Task objective: Only lines holding the string "title" are wanted; copy each one from the material.

Material for this task:

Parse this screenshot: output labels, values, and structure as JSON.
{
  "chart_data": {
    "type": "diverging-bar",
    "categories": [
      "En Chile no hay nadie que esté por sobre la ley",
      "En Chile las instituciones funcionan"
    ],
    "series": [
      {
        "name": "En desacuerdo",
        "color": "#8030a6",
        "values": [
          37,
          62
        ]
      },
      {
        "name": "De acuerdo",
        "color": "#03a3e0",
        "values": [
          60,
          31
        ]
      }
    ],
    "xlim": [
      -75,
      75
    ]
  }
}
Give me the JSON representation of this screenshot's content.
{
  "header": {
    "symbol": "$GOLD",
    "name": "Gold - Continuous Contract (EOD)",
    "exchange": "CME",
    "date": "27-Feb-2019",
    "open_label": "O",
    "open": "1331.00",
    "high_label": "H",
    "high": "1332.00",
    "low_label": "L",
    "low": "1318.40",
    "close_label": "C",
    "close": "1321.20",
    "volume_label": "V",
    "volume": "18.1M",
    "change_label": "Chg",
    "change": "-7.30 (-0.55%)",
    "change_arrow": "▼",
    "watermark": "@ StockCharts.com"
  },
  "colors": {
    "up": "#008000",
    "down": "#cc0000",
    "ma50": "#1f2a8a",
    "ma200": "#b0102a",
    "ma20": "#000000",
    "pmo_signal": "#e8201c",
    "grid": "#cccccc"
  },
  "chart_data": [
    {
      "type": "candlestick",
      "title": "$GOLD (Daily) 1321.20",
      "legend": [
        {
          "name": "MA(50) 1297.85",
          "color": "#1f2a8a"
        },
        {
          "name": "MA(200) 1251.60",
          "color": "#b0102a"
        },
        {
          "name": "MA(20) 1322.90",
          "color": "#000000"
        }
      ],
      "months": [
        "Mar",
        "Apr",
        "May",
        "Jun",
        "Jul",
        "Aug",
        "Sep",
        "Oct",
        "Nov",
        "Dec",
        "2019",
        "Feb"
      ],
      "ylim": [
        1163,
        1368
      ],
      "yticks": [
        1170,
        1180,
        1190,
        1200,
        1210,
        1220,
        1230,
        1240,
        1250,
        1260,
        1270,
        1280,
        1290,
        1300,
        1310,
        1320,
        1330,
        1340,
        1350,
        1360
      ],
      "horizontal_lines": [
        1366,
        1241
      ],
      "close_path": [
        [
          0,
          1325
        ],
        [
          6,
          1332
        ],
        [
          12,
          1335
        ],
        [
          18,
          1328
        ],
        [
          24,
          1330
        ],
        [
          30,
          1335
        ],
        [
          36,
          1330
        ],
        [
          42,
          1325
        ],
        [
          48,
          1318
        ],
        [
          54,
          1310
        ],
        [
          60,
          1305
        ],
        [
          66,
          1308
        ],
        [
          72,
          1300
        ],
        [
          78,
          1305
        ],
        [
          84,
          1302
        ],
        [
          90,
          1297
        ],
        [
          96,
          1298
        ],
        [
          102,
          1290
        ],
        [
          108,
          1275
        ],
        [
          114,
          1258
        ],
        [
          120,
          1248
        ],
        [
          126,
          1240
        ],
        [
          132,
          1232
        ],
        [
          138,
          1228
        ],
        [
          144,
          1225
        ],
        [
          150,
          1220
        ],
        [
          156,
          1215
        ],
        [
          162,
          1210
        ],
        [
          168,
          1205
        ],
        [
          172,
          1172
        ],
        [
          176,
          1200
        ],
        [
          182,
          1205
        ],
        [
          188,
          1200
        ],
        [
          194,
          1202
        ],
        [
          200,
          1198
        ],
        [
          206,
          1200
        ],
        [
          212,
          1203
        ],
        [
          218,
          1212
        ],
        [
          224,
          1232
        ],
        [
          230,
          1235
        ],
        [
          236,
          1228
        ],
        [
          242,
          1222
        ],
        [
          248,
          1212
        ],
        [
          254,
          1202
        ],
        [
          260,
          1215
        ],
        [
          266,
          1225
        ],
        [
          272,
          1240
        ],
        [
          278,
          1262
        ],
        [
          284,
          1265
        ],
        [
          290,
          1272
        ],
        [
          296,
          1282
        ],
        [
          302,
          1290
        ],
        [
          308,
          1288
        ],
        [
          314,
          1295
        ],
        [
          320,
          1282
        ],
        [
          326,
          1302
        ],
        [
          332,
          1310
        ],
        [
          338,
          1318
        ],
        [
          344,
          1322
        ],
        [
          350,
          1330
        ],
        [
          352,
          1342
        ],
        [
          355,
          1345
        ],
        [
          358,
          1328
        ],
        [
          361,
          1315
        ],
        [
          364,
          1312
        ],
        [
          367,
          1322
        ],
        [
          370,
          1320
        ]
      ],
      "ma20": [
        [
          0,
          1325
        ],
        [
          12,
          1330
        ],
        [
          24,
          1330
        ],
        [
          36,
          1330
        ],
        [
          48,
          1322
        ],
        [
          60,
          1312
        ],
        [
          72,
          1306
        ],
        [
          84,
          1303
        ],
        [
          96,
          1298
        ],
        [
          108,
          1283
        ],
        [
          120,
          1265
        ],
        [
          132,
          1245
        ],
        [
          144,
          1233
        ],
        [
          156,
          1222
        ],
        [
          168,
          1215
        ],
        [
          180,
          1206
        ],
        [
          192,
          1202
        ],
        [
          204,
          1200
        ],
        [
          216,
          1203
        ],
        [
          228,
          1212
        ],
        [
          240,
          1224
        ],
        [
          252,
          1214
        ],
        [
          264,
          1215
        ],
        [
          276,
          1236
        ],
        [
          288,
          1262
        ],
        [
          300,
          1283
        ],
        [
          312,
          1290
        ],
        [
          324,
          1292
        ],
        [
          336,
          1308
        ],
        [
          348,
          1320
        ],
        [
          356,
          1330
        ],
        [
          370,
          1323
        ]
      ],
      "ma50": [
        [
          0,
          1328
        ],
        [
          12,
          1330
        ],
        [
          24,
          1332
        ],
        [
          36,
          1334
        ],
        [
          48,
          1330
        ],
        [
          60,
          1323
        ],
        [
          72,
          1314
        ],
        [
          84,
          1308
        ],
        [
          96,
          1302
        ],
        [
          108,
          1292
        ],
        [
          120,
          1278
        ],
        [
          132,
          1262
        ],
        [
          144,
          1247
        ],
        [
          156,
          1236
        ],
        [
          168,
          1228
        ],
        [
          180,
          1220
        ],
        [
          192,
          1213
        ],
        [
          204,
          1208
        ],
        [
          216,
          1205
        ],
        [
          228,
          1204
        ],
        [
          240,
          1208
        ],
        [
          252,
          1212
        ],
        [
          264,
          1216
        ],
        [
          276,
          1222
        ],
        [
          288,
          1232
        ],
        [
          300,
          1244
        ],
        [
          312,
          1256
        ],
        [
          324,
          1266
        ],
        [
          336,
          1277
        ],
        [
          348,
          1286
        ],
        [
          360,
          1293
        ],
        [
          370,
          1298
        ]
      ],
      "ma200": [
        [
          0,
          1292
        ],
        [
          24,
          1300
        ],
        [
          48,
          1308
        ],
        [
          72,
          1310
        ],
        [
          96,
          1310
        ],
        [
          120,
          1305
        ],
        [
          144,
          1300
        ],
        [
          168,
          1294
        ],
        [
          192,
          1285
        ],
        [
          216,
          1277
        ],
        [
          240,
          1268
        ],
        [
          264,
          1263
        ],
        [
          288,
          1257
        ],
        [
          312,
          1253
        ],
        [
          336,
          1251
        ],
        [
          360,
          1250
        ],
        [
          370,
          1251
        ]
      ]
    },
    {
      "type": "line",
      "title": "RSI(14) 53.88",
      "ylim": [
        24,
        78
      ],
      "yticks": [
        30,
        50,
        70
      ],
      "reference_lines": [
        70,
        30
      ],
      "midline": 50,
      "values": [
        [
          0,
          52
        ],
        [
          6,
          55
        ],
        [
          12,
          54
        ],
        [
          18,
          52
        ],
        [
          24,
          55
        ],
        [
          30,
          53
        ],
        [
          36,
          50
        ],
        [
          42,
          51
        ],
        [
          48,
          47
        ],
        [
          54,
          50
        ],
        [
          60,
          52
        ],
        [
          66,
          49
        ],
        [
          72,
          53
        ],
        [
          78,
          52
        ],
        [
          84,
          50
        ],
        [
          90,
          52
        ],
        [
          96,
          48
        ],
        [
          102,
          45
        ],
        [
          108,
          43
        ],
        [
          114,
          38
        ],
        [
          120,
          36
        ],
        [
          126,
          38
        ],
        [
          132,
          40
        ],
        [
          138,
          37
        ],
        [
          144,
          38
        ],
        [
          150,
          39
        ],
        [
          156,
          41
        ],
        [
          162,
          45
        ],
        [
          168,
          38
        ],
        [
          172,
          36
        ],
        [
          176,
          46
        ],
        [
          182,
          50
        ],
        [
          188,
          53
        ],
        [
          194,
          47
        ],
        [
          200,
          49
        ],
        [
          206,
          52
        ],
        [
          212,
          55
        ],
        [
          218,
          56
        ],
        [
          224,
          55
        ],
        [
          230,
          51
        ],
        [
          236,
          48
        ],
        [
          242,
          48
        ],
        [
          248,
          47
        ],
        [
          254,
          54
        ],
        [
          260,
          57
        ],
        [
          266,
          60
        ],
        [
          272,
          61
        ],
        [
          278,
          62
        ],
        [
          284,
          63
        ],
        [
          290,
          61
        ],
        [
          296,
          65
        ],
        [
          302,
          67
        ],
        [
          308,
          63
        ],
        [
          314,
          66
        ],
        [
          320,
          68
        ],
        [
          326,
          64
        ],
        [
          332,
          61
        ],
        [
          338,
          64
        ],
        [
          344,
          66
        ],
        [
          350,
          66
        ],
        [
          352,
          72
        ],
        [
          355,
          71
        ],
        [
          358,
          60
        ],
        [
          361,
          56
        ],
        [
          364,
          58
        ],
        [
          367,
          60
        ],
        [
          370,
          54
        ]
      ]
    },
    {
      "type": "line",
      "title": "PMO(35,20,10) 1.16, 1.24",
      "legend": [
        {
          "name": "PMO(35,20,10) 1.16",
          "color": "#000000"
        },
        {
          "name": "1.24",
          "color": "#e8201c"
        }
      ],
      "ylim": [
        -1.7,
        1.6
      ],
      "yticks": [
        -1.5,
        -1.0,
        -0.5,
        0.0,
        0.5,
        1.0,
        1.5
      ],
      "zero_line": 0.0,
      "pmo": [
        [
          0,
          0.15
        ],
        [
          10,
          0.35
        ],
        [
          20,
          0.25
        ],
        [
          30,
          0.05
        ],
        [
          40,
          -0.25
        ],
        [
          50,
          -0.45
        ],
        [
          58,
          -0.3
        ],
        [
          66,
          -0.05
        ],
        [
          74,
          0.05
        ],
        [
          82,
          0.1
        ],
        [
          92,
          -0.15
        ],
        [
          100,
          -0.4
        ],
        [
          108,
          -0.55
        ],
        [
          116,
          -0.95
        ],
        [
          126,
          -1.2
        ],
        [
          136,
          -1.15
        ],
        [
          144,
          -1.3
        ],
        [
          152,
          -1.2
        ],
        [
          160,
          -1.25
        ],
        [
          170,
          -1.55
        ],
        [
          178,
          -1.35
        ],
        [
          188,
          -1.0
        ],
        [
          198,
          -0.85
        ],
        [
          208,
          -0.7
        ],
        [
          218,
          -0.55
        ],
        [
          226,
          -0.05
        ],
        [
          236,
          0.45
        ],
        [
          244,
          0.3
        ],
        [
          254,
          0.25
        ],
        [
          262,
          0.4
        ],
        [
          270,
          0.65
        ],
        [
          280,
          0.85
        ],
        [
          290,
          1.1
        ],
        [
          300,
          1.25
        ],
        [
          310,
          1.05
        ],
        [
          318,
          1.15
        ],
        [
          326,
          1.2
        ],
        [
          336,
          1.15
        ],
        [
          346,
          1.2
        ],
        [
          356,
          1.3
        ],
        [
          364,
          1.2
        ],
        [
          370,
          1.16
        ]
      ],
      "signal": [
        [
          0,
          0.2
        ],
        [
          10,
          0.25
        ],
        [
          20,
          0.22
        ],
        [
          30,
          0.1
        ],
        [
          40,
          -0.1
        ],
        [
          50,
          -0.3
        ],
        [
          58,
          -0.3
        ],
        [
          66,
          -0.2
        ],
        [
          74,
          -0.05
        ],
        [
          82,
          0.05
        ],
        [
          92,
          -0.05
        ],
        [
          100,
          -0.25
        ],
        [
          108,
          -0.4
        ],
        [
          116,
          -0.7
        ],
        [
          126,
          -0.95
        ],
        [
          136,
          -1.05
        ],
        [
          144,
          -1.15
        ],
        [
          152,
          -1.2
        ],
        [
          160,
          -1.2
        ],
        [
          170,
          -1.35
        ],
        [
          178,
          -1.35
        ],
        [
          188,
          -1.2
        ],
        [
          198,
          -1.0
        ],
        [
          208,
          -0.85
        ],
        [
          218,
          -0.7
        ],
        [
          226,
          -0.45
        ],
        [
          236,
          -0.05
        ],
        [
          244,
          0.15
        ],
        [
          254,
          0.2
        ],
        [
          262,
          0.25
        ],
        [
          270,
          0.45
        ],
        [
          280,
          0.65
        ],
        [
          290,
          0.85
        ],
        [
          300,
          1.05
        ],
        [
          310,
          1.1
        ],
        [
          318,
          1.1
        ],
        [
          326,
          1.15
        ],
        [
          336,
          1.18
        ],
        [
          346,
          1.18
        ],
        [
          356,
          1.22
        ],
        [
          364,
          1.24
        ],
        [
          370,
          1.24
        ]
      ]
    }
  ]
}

Correct answer:
      "title": "$GOLD (Daily) 1321.20",
      "title": "RSI(14) 53.88",
      "title": "PMO(35,20,10) 1.16, 1.24",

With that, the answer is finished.